** Start of Data in this exercise **

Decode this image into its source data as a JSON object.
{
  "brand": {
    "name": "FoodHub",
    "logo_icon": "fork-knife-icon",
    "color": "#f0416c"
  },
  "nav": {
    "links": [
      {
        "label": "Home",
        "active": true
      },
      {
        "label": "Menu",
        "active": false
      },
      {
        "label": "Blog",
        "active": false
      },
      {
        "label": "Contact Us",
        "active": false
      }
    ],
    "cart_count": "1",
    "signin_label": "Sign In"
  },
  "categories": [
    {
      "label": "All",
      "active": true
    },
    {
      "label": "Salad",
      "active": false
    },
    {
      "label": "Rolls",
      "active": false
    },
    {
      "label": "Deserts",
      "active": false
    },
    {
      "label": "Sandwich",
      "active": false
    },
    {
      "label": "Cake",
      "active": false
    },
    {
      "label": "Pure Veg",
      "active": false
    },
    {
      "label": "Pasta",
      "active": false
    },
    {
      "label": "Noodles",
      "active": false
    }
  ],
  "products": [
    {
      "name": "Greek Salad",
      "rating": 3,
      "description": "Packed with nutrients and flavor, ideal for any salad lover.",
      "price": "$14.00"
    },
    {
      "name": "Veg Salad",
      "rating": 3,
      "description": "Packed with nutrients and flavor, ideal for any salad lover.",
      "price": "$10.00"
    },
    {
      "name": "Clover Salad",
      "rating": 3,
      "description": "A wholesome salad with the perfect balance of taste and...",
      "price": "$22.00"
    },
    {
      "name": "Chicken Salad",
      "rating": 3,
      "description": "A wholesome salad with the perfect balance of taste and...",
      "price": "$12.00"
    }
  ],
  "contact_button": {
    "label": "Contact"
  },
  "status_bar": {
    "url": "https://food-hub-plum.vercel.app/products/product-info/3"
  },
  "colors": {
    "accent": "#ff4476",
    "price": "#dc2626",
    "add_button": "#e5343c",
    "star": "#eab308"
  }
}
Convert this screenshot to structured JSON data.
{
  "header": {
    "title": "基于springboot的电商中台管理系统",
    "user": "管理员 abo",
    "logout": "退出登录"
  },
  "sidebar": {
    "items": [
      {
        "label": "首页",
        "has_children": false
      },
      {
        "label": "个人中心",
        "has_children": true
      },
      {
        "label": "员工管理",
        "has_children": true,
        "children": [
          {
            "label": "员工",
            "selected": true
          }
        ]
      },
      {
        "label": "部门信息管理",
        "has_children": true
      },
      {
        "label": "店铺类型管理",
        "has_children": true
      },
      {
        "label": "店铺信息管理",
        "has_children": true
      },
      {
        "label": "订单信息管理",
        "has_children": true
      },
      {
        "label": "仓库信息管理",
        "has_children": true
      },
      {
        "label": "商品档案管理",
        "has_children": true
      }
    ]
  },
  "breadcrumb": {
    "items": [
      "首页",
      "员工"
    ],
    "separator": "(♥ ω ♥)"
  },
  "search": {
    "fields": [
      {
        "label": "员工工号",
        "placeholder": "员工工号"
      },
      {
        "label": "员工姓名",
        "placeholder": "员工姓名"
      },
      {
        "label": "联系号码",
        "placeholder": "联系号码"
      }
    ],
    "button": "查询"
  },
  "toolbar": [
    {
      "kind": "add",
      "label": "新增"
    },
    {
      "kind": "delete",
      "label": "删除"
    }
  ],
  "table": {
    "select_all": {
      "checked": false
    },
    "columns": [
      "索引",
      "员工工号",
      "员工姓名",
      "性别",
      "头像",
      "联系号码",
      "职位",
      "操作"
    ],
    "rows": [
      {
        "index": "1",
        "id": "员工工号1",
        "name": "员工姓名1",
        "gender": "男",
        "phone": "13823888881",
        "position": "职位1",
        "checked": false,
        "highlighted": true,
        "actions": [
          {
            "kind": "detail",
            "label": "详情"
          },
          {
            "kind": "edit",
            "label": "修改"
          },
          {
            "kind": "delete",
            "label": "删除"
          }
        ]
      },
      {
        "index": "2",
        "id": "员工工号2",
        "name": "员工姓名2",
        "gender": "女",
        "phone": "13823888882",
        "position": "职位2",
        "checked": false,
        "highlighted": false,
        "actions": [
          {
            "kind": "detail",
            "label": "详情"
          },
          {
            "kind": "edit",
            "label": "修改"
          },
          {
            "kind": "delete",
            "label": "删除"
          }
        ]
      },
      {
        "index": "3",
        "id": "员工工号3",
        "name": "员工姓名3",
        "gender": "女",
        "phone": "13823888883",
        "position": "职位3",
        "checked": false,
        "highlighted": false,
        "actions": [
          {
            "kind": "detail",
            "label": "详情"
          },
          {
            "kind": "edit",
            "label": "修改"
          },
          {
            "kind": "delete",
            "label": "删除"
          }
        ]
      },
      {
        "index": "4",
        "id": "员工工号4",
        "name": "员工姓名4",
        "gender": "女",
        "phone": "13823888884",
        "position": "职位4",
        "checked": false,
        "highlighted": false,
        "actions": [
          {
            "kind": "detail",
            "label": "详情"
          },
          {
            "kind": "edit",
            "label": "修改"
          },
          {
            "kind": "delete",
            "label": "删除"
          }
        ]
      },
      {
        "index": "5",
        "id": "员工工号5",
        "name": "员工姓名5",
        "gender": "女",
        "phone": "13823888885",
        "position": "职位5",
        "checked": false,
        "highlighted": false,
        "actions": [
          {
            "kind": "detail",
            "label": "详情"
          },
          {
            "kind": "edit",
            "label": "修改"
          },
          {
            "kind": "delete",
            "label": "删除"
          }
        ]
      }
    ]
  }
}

** End of Data in this exercise **

● Your task
Extract each line of the material exactly as it stands.

● Correct output
Decode this image into its source data as a JSON object.
{
  "brand": {
    "name": "FoodHub",
    "logo_icon": "fork-knife-icon",
    "color": "#f0416c"
  },
  "nav": {
    "links": [
      {
        "label": "Home",
        "active": true
      },
      {
        "label": "Menu",
        "active": false
      },
      {
        "label": "Blog",
        "active": false
      },
      {
        "label": "Contact Us",
        "active": false
      }
    ],
    "cart_count": "1",
    "signin_label": "Sign In"
  },
  "categories": [
    {
      "label": "All",
      "active": true
    },
    {
      "label": "Salad",
      "active": false
    },
    {
      "label": "Rolls",
      "active": false
    },
    {
      "label": "Deserts",
      "active": false
    },
    {
      "label": "Sandwich",
      "active": false
    },
    {
      "label": "Cake",
      "active": false
    },
    {
      "label": "Pure Veg",
      "active": false
    },
    {
      "label": "Pasta",
      "active": false
    },
    {
      "label": "Noodles",
      "active": false
    }
  ],
  "products": [
    {
      "name": "Greek Salad",
      "rating": 3,
      "description": "Packed with nutrients and flavor, ideal for any salad lover.",
      "price": "$14.00"
    },
    {
      "name": "Veg Salad",
      "rating": 3,
      "description": "Packed with nutrients and flavor, ideal for any salad lover.",
      "price": "$10.00"
    },
    {
      "name": "Clover Salad",
      "rating": 3,
      "description": "A wholesome salad with the perfect balance of taste and...",
      "price": "$22.00"
    },
    {
      "name": "Chicken Salad",
      "rating": 3,
      "description": "A wholesome salad with the perfect balance of taste and...",
      "price": "$12.00"
    }
  ],
  "contact_button": {
    "label": "Contact"
  },
  "status_bar": {
    "url": "https://food-hub-plum.vercel.app/products/product-info/3"
  },
  "colors": {
    "accent": "#ff4476",
    "price": "#dc2626",
    "add_button": "#e5343c",
    "star": "#eab308"
  }
}
Convert this screenshot to structured JSON data.
{
  "header": {
    "title": "基于springboot的电商中台管理系统",
    "user": "管理员 abo",
    "logout": "退出登录"
  },
  "sidebar": {
    "items": [
      {
        "label": "首页",
        "has_children": false
      },
      {
        "label": "个人中心",
        "has_children": true
      },
      {
        "label": "员工管理",
        "has_children": true,
        "children": [
          {
            "label": "员工",
            "selected": true
          }
        ]
      },
      {
        "label": "部门信息管理",
        "has_children": true
      },
      {
        "label": "店铺类型管理",
        "has_children": true
      },
      {
        "label": "店铺信息管理",
        "has_children": true
      },
      {
        "label": "订单信息管理",
        "has_children": true
      },
      {
        "label": "仓库信息管理",
        "has_children": true
      },
      {
        "label": "商品档案管理",
        "has_children": true
      }
    ]
  },
  "breadcrumb": {
    "items": [
      "首页",
      "员工"
    ],
    "separator": "(♥ ω ♥)"
  },
  "search": {
    "fields": [
      {
        "label": "员工工号",
        "placeholder": "员工工号"
      },
      {
        "label": "员工姓名",
        "placeholder": "员工姓名"
      },
      {
        "label": "联系号码",
        "placeholder": "联系号码"
      }
    ],
    "button": "查询"
  },
  "toolbar": [
    {
      "kind": "add",
      "label": "新增"
    },
    {
      "kind": "delete",
      "label": "删除"
    }
  ],
  "table": {
    "select_all": {
      "checked": false
    },
    "columns": [
      "索引",
      "员工工号",
      "员工姓名",
      "性别",
      "头像",
      "联系号码",
      "职位",
      "操作"
    ],
    "rows": [
      {
        "index": "1",
        "id": "员工工号1",
        "name": "员工姓名1",
        "gender": "男",
        "phone": "13823888881",
        "position": "职位1",
        "checked": false,
        "highlighted": true,
        "actions": [
          {
            "kind": "detail",
            "label": "详情"
          },
          {
            "kind": "edit",
            "label": "修改"
          },
          {
            "kind": "delete",
            "label": "删除"
          }
        ]
      },
      {
        "index": "2",
        "id": "员工工号2",
        "name": "员工姓名2",
        "gender": "女",
        "phone": "13823888882",
        "position": "职位2",
        "checked": false,
        "highlighted": false,
        "actions": [
          {
            "kind": "detail",
            "label": "详情"
          },
          {
            "kind": "edit",
            "label": "修改"
          },
          {
            "kind": "delete",
            "label": "删除"
          }
        ]
      },
      {
        "index": "3",
        "id": "员工工号3",
        "name": "员工姓名3",
        "gender": "女",
        "phone": "13823888883",
        "position": "职位3",
        "checked": false,
        "highlighted": false,
        "actions": [
          {
            "kind": "detail",
            "label": "详情"
          },
          {
            "kind": "edit",
            "label": "修改"
          },
          {
            "kind": "delete",
            "label": "删除"
          }
        ]
      },
      {
        "index": "4",
        "id": "员工工号4",
        "name": "员工姓名4",
        "gender": "女",
        "phone": "13823888884",
        "position": "职位4",
        "checked": false,
        "highlighted": false,
        "actions": [
          {
            "kind": "detail",
            "label": "详情"
          },
          {
            "kind": "edit",
            "label": "修改"
          },
          {
            "kind": "delete",
            "label": "删除"
          }
        ]
      },
      {
        "index": "5",
        "id": "员工工号5",
        "name": "员工姓名5",
        "gender": "女",
        "phone": "13823888885",
        "position": "职位5",
        "checked": false,
        "highlighted": false,
        "actions": [
          {
            "kind": "detail",
            "label": "详情"
          },
          {
            "kind": "edit",
            "label": "修改"
          },
          {
            "kind": "delete",
            "label": "删除"
          }
        ]
      }
    ]
  }
}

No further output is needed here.